• Input data:
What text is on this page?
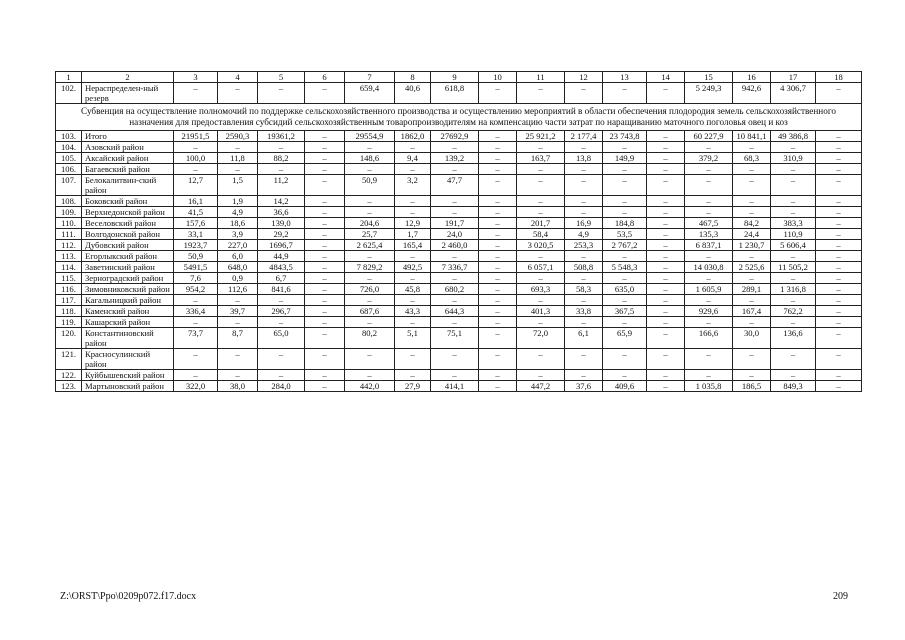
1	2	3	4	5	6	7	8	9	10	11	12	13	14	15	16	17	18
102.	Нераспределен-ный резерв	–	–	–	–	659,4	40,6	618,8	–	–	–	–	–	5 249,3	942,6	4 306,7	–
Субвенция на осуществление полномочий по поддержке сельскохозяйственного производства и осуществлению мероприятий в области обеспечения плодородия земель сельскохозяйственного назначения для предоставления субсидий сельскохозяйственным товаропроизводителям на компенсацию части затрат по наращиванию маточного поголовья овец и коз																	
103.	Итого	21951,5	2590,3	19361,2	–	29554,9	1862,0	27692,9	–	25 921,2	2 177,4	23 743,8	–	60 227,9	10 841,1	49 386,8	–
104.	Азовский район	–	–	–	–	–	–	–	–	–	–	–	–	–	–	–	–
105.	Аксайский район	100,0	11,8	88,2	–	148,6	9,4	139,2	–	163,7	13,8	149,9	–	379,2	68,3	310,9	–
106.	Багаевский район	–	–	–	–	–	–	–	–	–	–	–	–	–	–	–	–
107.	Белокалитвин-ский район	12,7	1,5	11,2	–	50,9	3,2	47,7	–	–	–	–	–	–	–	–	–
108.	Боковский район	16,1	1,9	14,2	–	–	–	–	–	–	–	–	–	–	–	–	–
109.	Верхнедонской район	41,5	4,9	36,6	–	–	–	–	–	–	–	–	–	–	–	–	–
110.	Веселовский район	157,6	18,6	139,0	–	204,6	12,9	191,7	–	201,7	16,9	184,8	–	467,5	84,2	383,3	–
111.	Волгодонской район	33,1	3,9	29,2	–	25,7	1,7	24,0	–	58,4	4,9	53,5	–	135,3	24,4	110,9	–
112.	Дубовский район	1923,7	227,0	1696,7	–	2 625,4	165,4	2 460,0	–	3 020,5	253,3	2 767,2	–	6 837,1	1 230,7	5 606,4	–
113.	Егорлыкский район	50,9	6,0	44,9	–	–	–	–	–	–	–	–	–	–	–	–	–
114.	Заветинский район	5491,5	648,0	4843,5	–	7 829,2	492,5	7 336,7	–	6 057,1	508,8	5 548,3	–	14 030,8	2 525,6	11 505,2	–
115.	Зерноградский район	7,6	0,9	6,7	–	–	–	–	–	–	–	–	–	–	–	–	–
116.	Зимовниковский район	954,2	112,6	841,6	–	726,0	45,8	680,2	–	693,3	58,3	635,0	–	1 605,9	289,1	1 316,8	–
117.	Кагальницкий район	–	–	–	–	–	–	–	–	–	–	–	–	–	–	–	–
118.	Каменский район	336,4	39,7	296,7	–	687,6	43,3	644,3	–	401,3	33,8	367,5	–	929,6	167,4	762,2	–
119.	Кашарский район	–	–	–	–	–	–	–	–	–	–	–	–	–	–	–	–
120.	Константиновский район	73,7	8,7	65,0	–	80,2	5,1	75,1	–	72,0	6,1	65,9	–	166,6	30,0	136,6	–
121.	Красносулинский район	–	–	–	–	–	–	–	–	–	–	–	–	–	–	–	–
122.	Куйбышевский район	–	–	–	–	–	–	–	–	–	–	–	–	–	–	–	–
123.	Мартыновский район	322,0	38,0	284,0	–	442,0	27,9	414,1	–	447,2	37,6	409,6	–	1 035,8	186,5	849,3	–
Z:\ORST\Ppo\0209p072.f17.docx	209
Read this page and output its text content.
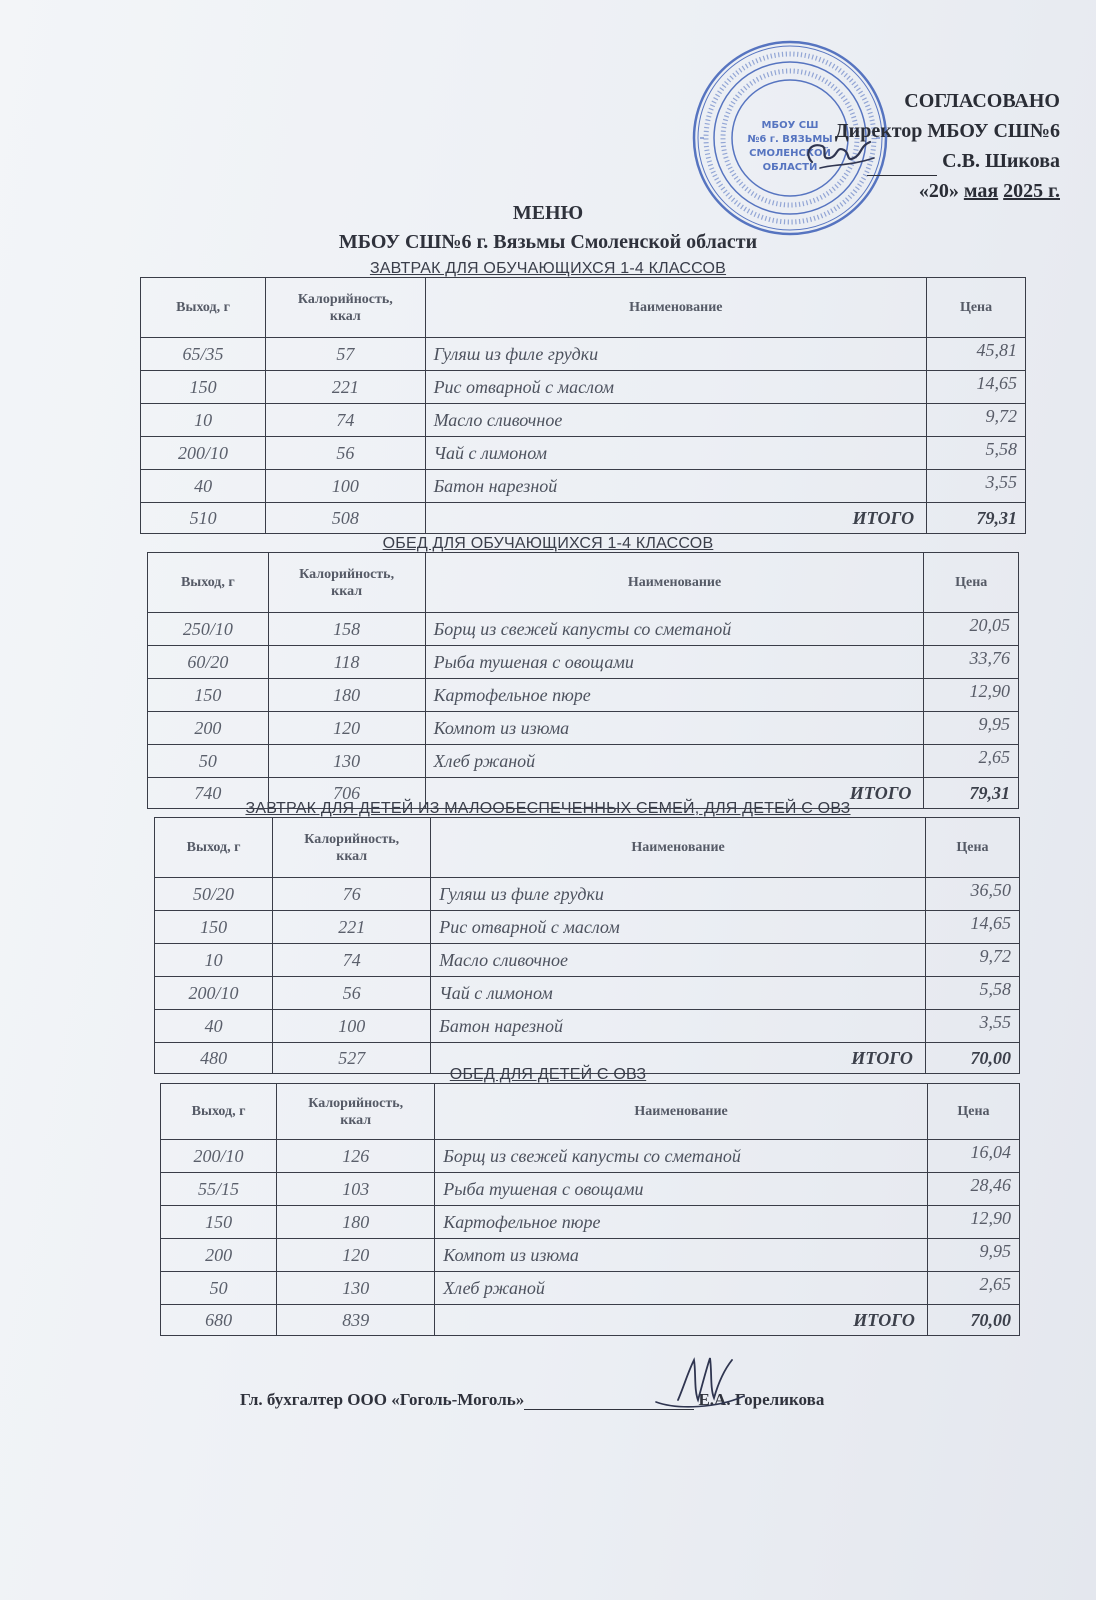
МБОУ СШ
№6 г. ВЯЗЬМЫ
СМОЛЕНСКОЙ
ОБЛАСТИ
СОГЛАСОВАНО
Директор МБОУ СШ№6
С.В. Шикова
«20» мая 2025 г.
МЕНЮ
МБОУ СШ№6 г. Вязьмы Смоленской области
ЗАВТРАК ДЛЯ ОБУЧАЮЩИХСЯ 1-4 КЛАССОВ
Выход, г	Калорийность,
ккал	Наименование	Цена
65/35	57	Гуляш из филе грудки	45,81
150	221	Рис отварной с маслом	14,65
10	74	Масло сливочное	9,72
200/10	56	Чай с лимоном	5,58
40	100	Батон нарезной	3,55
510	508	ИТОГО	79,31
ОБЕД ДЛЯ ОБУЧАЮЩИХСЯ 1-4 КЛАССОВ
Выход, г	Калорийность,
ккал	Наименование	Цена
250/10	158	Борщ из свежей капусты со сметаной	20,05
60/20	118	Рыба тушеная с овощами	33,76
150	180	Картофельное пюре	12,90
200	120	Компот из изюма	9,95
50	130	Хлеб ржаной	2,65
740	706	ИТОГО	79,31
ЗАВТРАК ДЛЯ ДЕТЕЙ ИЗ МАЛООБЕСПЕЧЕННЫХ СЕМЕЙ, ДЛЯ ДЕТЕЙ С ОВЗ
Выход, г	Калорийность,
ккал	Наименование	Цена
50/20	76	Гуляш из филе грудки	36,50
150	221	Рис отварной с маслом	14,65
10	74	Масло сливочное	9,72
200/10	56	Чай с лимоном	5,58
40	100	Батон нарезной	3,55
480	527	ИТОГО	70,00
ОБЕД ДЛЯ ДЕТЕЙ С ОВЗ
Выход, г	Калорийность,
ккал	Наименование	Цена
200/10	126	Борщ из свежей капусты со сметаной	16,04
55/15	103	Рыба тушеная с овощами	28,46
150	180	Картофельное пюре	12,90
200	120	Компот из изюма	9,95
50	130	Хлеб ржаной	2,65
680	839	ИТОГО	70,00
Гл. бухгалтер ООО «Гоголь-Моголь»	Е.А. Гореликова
...
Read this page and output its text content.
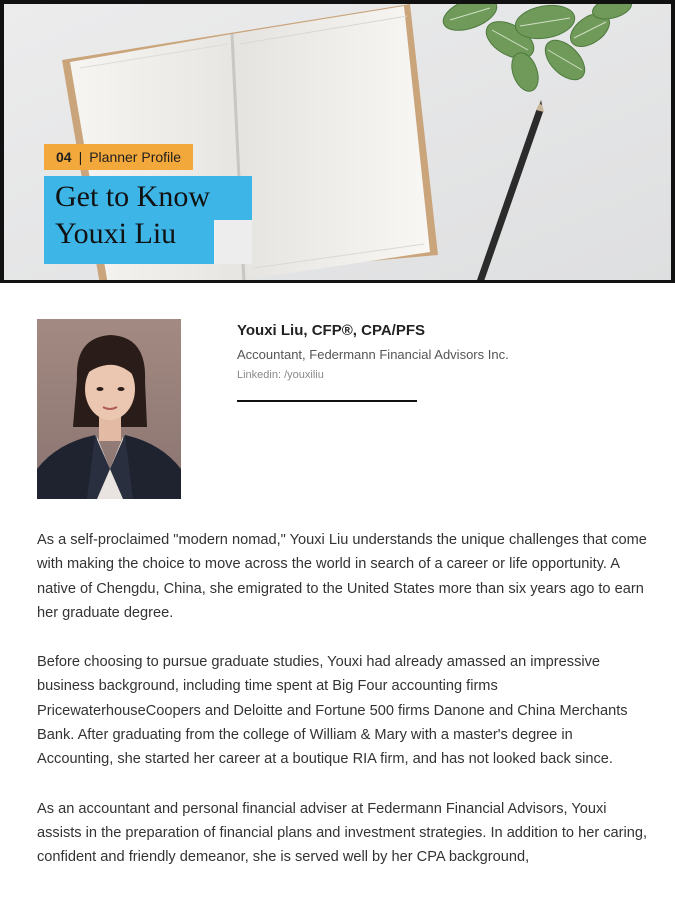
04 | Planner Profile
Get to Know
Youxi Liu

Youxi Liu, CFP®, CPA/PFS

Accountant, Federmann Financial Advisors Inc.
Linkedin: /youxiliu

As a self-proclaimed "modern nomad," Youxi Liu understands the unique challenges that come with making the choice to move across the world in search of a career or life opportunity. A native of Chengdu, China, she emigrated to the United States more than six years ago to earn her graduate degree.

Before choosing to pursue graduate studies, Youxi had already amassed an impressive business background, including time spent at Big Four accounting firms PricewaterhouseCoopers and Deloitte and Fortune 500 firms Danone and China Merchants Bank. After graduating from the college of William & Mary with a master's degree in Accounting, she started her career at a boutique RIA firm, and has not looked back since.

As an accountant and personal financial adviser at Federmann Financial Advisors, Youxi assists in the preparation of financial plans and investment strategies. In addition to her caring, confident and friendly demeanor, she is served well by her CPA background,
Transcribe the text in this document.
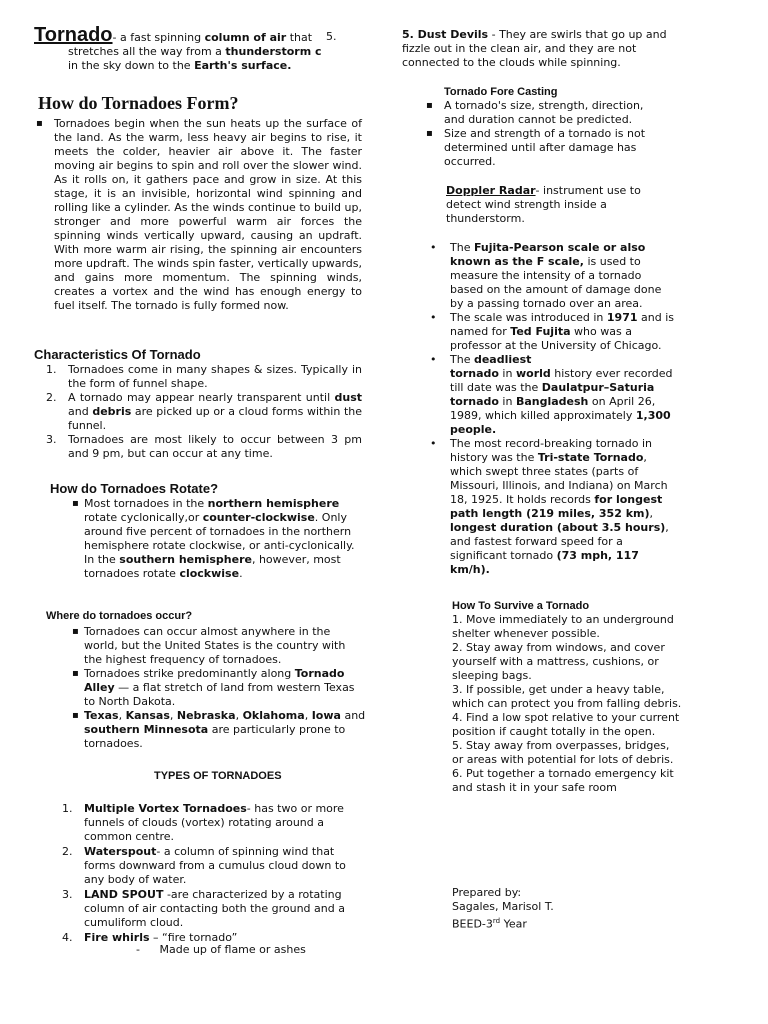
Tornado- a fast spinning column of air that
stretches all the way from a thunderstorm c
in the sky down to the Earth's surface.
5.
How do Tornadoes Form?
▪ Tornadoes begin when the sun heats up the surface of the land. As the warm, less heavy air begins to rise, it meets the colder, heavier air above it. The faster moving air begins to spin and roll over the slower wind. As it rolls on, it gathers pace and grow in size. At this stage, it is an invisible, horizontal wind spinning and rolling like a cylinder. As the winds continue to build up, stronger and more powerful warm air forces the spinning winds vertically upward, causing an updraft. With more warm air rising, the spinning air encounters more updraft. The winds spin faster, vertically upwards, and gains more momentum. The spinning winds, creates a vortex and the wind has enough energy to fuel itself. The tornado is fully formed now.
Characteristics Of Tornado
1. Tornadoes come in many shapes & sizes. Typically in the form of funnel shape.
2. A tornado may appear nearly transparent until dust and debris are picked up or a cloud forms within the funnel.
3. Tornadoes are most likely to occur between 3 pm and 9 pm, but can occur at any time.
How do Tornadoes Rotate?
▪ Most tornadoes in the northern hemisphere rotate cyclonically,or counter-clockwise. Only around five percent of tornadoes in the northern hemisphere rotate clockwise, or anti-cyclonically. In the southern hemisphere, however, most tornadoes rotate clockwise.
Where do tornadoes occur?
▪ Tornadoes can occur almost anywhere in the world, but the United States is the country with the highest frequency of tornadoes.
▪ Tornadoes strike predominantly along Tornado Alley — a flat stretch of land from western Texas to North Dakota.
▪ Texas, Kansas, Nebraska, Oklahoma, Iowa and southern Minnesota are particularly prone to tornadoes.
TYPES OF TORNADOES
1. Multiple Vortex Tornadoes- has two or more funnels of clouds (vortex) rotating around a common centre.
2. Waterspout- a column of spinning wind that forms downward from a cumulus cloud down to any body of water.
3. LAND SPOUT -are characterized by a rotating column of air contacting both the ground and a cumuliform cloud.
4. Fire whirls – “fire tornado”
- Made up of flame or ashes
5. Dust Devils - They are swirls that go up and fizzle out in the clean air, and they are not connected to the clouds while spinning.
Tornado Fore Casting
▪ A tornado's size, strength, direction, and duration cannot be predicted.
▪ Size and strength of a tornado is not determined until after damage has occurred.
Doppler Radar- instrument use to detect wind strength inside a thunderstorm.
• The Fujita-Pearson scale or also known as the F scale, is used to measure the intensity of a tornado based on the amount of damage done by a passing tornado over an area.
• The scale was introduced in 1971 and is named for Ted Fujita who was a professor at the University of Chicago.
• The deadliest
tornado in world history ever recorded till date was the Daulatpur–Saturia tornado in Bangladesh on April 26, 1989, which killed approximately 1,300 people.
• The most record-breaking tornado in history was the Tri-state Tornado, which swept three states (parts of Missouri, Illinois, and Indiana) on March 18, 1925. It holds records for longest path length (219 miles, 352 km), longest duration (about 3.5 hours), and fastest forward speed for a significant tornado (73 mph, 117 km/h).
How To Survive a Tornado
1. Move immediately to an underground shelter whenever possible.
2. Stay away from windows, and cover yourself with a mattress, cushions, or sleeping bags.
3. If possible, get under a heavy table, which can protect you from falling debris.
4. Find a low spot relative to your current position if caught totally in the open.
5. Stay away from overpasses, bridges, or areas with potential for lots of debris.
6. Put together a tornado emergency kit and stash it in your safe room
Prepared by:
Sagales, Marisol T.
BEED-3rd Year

• Written request: Extract each line holding the word "history" from the records.

• Result of the task:
tornado in world history ever recorded till date was the Daulatpur–Saturia tornado in Bangladesh on April 26, 1989, which killed approximately 1,300 people.
• The most record-breaking tornado in history was the Tri-state Tornado, which swept three states (parts of Missouri, Illinois, and Indiana) on March 18, 1925. It holds records for longest path length (219 miles, 352 km), longest duration (about 3.5 hours), and fastest forward speed for a significant tornado (73 mph, 117 km/h).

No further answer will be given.